**JOB**: Show every line of the records below that contains the word "difficoltà".
--- start of DATA LISTING ---
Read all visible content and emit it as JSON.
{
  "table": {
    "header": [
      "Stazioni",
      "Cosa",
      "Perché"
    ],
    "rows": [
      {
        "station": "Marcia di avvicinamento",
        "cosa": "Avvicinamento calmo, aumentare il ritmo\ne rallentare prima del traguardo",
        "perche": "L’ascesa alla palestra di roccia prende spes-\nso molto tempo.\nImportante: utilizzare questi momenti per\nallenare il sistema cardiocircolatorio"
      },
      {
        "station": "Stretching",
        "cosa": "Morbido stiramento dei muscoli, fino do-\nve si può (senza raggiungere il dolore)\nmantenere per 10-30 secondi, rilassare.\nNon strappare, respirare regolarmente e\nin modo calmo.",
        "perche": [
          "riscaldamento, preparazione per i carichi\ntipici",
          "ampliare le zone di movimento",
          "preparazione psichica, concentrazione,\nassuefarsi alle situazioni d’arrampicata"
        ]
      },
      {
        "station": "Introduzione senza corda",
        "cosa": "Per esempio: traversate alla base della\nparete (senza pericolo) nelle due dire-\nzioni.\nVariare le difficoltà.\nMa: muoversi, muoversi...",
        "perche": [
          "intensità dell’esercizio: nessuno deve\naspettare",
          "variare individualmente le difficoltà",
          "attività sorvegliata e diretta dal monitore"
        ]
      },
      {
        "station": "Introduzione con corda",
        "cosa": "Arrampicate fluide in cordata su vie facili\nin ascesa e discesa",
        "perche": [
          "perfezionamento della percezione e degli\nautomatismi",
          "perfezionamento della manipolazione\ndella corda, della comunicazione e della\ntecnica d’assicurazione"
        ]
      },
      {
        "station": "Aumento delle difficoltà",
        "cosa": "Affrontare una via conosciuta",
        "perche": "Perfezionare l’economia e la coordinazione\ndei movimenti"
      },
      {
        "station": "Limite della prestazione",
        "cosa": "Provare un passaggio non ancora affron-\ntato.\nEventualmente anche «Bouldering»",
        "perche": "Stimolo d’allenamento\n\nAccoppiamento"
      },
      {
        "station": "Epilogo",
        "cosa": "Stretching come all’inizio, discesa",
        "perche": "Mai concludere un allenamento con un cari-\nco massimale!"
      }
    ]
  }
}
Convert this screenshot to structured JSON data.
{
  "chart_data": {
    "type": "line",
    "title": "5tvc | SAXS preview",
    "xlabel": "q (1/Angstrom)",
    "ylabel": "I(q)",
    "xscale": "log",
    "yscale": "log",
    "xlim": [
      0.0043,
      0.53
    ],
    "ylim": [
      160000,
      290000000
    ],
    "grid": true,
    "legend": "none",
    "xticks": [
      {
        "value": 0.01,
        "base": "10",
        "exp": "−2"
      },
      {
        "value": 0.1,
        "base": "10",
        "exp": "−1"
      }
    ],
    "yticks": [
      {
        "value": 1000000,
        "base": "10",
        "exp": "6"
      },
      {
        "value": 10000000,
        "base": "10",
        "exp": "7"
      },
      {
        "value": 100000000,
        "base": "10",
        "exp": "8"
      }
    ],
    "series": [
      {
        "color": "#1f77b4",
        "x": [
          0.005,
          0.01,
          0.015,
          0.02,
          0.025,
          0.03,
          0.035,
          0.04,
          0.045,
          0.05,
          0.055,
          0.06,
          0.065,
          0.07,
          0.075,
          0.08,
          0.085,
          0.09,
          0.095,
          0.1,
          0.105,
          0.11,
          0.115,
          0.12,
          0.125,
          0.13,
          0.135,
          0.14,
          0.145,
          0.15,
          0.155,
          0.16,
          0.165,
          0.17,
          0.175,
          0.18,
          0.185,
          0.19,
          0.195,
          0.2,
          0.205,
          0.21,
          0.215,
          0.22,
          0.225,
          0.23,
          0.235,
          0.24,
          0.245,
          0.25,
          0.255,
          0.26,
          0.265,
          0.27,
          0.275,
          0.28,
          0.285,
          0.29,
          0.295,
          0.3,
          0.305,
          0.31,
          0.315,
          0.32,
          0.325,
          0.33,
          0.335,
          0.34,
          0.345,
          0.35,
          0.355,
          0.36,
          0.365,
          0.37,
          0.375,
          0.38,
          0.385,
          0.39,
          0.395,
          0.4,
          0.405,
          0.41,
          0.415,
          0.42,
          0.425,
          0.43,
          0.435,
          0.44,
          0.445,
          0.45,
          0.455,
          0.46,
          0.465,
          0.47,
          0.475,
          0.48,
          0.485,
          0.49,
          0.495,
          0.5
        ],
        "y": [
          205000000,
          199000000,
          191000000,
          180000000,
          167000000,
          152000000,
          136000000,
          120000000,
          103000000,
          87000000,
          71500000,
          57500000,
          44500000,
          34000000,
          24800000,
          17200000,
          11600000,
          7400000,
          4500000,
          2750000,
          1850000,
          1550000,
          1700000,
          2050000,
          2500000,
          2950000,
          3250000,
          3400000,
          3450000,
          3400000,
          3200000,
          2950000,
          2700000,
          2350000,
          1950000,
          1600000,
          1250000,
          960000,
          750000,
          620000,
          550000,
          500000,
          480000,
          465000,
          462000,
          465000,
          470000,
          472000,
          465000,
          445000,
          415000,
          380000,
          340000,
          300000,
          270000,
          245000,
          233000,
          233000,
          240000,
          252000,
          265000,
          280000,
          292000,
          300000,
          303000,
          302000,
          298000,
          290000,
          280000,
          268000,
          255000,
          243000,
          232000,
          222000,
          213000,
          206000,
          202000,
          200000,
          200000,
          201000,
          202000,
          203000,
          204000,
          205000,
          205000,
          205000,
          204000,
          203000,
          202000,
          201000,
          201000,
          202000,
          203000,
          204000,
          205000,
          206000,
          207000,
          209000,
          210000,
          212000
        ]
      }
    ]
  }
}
--- end of DATA LISTING ---
**ANSWER TO THIS PROBLEM**:
        "cosa": "Per esempio: traversate alla base della\nparete (senza pericolo) nelle due dire-\nzioni.\nVariare le difficoltà.\nMa: muoversi, muoversi...",
          "variare individualmente le difficoltà",
        "station": "Aumento delle difficoltà",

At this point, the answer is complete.